__Stated task__.
Extract from the listing each line in which the word "meflez" appears.

__Data excerpts__.
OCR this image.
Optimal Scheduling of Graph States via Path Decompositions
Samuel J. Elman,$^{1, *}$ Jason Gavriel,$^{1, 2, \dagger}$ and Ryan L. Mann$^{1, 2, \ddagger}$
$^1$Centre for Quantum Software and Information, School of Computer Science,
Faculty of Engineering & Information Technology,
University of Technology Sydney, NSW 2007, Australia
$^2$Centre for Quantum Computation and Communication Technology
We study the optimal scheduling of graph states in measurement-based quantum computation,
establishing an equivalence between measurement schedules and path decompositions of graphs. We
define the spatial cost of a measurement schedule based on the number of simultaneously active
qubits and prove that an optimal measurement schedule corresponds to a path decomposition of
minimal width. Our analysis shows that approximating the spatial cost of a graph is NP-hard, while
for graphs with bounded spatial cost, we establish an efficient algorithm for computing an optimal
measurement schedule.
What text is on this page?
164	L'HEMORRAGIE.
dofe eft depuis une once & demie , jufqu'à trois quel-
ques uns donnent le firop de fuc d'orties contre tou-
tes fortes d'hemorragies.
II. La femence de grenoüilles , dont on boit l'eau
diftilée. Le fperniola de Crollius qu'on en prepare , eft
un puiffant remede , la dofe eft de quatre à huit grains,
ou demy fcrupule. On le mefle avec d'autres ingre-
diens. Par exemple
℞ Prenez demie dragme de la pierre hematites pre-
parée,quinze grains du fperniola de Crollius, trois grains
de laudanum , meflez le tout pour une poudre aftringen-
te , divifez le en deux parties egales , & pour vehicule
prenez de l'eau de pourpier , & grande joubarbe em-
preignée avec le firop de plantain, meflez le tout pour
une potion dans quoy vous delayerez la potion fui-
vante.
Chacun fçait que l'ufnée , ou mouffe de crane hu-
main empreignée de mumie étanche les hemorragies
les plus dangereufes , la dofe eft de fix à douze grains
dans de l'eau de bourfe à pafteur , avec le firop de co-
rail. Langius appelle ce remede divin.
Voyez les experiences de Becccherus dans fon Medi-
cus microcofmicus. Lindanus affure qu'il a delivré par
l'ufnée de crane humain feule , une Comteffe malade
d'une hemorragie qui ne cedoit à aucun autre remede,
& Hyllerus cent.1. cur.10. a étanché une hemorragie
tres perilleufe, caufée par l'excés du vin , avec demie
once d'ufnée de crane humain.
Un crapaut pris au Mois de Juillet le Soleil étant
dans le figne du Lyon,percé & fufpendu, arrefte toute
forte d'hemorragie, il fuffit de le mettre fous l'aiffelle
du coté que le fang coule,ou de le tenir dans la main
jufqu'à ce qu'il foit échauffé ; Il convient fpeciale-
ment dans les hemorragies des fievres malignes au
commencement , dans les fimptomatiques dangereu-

__Answer for the task__.
de laudanum , meflez le tout pour une poudre aftringen-
preignée avec le firop de plantain, meflez le tout pour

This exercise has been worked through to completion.